#### Stated task
Of the lines in the listing, how many include the string "ELECTRONICALLY"? Write the number and nothing else.

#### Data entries
■ ■ ■
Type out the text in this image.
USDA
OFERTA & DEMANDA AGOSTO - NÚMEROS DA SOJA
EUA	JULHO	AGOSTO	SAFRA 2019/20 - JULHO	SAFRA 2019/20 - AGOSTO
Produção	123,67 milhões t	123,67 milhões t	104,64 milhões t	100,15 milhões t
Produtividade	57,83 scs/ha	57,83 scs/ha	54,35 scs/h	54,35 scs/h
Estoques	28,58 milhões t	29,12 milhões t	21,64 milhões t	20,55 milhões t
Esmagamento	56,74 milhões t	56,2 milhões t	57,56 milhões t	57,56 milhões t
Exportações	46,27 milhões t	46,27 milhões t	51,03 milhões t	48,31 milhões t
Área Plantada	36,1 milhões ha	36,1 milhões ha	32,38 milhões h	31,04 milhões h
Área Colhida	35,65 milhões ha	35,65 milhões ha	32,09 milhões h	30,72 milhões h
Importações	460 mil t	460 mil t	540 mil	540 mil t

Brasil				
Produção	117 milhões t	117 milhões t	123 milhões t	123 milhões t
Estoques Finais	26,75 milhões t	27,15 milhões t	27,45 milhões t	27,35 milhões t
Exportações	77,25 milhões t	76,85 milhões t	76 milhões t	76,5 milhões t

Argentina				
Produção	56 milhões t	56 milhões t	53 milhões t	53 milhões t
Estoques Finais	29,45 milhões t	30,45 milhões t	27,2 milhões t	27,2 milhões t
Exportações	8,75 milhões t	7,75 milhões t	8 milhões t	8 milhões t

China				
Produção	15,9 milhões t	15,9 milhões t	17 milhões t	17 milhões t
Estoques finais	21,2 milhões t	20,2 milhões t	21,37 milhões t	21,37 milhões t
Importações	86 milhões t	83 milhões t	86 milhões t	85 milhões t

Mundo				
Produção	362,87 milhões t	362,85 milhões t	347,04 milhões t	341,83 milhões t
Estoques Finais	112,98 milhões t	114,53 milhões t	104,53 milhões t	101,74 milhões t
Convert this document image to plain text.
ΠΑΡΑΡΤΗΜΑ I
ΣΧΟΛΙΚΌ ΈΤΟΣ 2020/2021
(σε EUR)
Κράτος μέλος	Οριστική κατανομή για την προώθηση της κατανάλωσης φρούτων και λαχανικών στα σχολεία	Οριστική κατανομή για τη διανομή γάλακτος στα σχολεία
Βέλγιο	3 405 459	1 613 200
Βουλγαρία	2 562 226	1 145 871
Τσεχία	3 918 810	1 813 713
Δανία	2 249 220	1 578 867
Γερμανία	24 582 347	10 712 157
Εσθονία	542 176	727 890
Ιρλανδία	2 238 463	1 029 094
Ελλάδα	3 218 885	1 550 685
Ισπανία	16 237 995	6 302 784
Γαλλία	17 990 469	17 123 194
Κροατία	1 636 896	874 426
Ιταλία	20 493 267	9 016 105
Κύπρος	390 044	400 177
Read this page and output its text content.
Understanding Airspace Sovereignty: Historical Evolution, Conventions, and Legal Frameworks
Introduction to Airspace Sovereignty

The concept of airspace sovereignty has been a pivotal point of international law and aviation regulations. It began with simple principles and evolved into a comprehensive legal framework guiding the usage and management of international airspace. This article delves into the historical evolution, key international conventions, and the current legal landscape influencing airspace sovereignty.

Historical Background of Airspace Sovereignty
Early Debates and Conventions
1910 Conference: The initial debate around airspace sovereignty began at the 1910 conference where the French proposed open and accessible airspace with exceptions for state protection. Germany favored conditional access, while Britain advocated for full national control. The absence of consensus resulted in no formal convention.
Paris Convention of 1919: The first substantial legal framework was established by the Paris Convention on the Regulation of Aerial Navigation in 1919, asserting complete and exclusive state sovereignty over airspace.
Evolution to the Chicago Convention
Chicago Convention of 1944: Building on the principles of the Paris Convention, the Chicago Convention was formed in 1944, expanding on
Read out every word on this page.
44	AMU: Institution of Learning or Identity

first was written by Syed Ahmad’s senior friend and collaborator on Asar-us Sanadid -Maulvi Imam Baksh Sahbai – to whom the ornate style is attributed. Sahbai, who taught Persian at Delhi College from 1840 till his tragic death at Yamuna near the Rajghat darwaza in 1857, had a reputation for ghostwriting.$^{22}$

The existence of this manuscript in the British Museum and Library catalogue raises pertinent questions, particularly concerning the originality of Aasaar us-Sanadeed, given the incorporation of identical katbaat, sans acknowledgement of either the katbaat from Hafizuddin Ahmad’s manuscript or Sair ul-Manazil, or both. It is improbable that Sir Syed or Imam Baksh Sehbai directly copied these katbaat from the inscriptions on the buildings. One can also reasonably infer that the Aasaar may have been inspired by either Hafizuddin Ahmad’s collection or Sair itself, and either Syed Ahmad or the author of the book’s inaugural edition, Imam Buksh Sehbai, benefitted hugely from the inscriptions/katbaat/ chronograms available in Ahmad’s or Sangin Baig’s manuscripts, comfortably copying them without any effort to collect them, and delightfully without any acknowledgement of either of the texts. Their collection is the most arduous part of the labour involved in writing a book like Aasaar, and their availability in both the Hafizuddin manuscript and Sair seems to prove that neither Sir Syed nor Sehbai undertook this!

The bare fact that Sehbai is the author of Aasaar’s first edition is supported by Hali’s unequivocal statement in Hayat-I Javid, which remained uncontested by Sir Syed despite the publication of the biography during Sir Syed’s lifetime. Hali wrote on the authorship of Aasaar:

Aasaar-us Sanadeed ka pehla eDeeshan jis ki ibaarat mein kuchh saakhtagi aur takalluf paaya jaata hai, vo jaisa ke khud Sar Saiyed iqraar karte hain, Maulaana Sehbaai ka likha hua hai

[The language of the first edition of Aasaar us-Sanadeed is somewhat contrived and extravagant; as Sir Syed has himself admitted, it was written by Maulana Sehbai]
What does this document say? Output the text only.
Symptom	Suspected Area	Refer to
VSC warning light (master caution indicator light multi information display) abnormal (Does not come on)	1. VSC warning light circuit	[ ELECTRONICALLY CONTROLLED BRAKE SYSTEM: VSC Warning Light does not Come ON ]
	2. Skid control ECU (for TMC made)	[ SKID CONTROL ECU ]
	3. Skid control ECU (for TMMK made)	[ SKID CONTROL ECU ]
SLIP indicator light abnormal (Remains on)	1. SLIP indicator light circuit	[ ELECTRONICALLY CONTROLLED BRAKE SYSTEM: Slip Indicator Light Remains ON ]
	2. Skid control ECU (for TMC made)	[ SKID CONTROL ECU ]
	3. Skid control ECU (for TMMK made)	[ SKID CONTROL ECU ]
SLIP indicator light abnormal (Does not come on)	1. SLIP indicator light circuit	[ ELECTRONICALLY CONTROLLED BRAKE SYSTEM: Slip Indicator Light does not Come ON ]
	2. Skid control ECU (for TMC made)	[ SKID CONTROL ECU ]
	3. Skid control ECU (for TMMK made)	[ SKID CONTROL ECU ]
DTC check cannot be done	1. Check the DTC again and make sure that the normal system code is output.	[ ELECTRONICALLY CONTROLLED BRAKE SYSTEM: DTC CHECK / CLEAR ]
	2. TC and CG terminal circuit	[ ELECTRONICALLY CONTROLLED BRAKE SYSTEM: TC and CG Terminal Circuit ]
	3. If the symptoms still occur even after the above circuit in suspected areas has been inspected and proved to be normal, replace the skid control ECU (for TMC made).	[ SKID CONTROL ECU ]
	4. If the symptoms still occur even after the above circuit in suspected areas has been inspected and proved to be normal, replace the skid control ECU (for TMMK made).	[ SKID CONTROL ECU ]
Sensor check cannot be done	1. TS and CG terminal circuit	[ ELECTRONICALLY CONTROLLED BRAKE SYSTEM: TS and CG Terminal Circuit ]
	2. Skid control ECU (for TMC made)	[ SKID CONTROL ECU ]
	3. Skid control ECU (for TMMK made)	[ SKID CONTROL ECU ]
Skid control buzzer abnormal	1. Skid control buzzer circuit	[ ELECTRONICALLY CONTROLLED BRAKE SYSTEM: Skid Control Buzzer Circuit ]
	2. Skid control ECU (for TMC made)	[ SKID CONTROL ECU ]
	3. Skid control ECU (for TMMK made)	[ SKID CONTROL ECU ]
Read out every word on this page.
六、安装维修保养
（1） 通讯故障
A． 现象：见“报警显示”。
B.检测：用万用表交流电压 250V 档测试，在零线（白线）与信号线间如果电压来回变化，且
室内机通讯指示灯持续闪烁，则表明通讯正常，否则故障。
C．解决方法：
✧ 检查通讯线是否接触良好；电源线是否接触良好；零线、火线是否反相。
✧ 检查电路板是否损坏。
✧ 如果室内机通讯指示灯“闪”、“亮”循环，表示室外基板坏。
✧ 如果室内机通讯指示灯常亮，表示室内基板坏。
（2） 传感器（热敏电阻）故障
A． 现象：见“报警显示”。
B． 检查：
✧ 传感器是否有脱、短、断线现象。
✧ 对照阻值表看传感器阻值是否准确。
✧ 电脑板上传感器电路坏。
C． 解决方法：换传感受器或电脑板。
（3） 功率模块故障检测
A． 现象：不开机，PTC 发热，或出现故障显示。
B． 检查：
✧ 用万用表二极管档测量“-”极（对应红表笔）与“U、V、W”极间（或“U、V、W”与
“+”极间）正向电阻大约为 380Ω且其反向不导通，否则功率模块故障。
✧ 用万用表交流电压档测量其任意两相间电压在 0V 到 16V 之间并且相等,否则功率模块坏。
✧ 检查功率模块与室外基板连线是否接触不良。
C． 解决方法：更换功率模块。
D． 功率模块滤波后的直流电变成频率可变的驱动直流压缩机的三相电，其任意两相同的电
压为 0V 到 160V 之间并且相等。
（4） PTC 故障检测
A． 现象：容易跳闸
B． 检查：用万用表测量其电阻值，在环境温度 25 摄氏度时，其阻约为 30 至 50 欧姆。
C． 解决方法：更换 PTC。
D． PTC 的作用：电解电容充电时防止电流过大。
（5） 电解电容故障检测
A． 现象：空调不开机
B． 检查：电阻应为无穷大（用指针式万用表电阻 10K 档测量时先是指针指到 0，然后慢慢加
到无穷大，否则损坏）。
■ ■ ■
#### Exercise solution
7